[Start of MATERIAL PROVIDED]
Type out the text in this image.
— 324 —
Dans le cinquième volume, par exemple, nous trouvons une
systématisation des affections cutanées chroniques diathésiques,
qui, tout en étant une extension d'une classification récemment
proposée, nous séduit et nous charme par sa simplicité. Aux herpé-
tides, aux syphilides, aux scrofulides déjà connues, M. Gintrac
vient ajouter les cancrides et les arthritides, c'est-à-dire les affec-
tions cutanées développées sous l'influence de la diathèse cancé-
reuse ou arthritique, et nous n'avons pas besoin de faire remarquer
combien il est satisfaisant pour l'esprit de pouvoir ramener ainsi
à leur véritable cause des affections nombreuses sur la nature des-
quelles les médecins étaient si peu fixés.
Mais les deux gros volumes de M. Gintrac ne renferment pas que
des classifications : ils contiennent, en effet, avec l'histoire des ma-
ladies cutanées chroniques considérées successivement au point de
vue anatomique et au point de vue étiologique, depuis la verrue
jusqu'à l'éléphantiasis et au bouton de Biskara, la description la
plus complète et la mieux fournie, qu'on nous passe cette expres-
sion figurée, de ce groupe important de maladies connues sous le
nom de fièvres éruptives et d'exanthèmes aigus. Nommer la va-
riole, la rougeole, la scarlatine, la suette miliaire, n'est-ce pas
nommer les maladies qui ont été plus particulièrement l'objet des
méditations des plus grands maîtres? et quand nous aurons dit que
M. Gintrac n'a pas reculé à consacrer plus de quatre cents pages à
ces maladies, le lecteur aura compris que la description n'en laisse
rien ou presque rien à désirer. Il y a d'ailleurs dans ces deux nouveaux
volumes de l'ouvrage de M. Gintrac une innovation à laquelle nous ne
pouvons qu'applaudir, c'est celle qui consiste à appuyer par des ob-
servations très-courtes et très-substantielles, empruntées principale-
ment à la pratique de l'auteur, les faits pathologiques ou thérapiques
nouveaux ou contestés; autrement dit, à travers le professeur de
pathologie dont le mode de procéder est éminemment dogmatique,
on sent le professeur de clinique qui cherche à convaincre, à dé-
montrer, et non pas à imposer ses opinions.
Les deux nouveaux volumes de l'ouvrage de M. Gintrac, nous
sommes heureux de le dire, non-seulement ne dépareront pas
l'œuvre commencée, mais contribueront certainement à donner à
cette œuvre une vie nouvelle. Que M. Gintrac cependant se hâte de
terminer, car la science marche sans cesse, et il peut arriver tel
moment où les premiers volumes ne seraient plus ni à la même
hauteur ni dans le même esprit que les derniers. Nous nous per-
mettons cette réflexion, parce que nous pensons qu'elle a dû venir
[End of MATERIAL PROVIDED]
EXERCISE TASK
Quote all the records. Keep every word exact.

TASK RESULT
Type out the text in this image.
— 324 —
Dans le cinquième volume, par exemple, nous trouvons une
systématisation des affections cutanées chroniques diathésiques,
qui, tout en étant une extension d'une classification récemment
proposée, nous séduit et nous charme par sa simplicité. Aux herpé-
tides, aux syphilides, aux scrofulides déjà connues, M. Gintrac
vient ajouter les cancrides et les arthritides, c'est-à-dire les affec-
tions cutanées développées sous l'influence de la diathèse cancé-
reuse ou arthritique, et nous n'avons pas besoin de faire remarquer
combien il est satisfaisant pour l'esprit de pouvoir ramener ainsi
à leur véritable cause des affections nombreuses sur la nature des-
quelles les médecins étaient si peu fixés.
Mais les deux gros volumes de M. Gintrac ne renferment pas que
des classifications : ils contiennent, en effet, avec l'histoire des ma-
ladies cutanées chroniques considérées successivement au point de
vue anatomique et au point de vue étiologique, depuis la verrue
jusqu'à l'éléphantiasis et au bouton de Biskara, la description la
plus complète et la mieux fournie, qu'on nous passe cette expres-
sion figurée, de ce groupe important de maladies connues sous le
nom de fièvres éruptives et d'exanthèmes aigus. Nommer la va-
riole, la rougeole, la scarlatine, la suette miliaire, n'est-ce pas
nommer les maladies qui ont été plus particulièrement l'objet des
méditations des plus grands maîtres? et quand nous aurons dit que
M. Gintrac n'a pas reculé à consacrer plus de quatre cents pages à
ces maladies, le lecteur aura compris que la description n'en laisse
rien ou presque rien à désirer. Il y a d'ailleurs dans ces deux nouveaux
volumes de l'ouvrage de M. Gintrac une innovation à laquelle nous ne
pouvons qu'applaudir, c'est celle qui consiste à appuyer par des ob-
servations très-courtes et très-substantielles, empruntées principale-
ment à la pratique de l'auteur, les faits pathologiques ou thérapiques
nouveaux ou contestés; autrement dit, à travers le professeur de
pathologie dont le mode de procéder est éminemment dogmatique,
on sent le professeur de clinique qui cherche à convaincre, à dé-
montrer, et non pas à imposer ses opinions.
Les deux nouveaux volumes de l'ouvrage de M. Gintrac, nous
sommes heureux de le dire, non-seulement ne dépareront pas
l'œuvre commencée, mais contribueront certainement à donner à
cette œuvre une vie nouvelle. Que M. Gintrac cependant se hâte de
terminer, car la science marche sans cesse, et il peut arriver tel
moment où les premiers volumes ne seraient plus ni à la même
hauteur ni dans le même esprit que les derniers. Nous nous per-
mettons cette réflexion, parce que nous pensons qu'elle a dû venir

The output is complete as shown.